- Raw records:
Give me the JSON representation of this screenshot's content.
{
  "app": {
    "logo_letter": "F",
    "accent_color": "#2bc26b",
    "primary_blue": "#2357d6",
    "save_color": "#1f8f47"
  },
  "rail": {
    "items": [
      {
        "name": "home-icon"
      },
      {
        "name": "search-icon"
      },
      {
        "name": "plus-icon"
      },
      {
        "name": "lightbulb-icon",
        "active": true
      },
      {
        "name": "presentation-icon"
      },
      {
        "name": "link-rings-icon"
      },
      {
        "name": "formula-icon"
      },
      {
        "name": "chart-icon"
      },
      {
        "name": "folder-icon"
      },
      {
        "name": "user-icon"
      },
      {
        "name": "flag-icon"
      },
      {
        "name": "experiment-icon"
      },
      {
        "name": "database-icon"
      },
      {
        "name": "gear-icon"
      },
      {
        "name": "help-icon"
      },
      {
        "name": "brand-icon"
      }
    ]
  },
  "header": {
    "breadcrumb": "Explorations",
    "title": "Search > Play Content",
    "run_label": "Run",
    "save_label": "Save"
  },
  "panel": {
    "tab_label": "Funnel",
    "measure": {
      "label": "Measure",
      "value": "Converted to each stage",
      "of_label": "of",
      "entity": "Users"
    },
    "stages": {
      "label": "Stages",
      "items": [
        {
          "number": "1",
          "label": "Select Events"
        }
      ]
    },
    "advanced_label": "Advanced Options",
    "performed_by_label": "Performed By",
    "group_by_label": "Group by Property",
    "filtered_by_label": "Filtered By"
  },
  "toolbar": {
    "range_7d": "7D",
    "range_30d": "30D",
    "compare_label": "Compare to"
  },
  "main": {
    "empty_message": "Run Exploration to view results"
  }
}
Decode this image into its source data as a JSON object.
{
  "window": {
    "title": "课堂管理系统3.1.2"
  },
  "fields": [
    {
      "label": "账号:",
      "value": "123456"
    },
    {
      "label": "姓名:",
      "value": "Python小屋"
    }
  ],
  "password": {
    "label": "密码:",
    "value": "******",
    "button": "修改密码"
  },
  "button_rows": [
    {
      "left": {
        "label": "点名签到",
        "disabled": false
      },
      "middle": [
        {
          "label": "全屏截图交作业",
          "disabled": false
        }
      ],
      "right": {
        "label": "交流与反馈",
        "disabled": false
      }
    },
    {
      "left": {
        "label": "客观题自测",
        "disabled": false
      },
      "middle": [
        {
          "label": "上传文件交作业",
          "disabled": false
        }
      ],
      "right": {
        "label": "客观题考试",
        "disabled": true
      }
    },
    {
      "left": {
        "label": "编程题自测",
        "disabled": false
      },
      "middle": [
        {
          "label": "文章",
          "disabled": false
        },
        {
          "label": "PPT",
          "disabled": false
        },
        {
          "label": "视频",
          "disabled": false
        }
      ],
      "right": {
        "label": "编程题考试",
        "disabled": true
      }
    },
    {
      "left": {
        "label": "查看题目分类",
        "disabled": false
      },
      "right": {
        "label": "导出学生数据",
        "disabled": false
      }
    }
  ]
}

- AIM OF THE TASK: Repeat every line of the material exactly as given.

- ANSWER:
Give me the JSON representation of this screenshot's content.
{
  "app": {
    "logo_letter": "F",
    "accent_color": "#2bc26b",
    "primary_blue": "#2357d6",
    "save_color": "#1f8f47"
  },
  "rail": {
    "items": [
      {
        "name": "home-icon"
      },
      {
        "name": "search-icon"
      },
      {
        "name": "plus-icon"
      },
      {
        "name": "lightbulb-icon",
        "active": true
      },
      {
        "name": "presentation-icon"
      },
      {
        "name": "link-rings-icon"
      },
      {
        "name": "formula-icon"
      },
      {
        "name": "chart-icon"
      },
      {
        "name": "folder-icon"
      },
      {
        "name": "user-icon"
      },
      {
        "name": "flag-icon"
      },
      {
        "name": "experiment-icon"
      },
      {
        "name": "database-icon"
      },
      {
        "name": "gear-icon"
      },
      {
        "name": "help-icon"
      },
      {
        "name": "brand-icon"
      }
    ]
  },
  "header": {
    "breadcrumb": "Explorations",
    "title": "Search > Play Content",
    "run_label": "Run",
    "save_label": "Save"
  },
  "panel": {
    "tab_label": "Funnel",
    "measure": {
      "label": "Measure",
      "value": "Converted to each stage",
      "of_label": "of",
      "entity": "Users"
    },
    "stages": {
      "label": "Stages",
      "items": [
        {
          "number": "1",
          "label": "Select Events"
        }
      ]
    },
    "advanced_label": "Advanced Options",
    "performed_by_label": "Performed By",
    "group_by_label": "Group by Property",
    "filtered_by_label": "Filtered By"
  },
  "toolbar": {
    "range_7d": "7D",
    "range_30d": "30D",
    "compare_label": "Compare to"
  },
  "main": {
    "empty_message": "Run Exploration to view results"
  }
}
Decode this image into its source data as a JSON object.
{
  "window": {
    "title": "课堂管理系统3.1.2"
  },
  "fields": [
    {
      "label": "账号:",
      "value": "123456"
    },
    {
      "label": "姓名:",
      "value": "Python小屋"
    }
  ],
  "password": {
    "label": "密码:",
    "value": "******",
    "button": "修改密码"
  },
  "button_rows": [
    {
      "left": {
        "label": "点名签到",
        "disabled": false
      },
      "middle": [
        {
          "label": "全屏截图交作业",
          "disabled": false
        }
      ],
      "right": {
        "label": "交流与反馈",
        "disabled": false
      }
    },
    {
      "left": {
        "label": "客观题自测",
        "disabled": false
      },
      "middle": [
        {
          "label": "上传文件交作业",
          "disabled": false
        }
      ],
      "right": {
        "label": "客观题考试",
        "disabled": true
      }
    },
    {
      "left": {
        "label": "编程题自测",
        "disabled": false
      },
      "middle": [
        {
          "label": "文章",
          "disabled": false
        },
        {
          "label": "PPT",
          "disabled": false
        },
        {
          "label": "视频",
          "disabled": false
        }
      ],
      "right": {
        "label": "编程题考试",
        "disabled": true
      }
    },
    {
      "left": {
        "label": "查看题目分类",
        "disabled": false
      },
      "right": {
        "label": "导出学生数据",
        "disabled": false
      }
    }
  ]
}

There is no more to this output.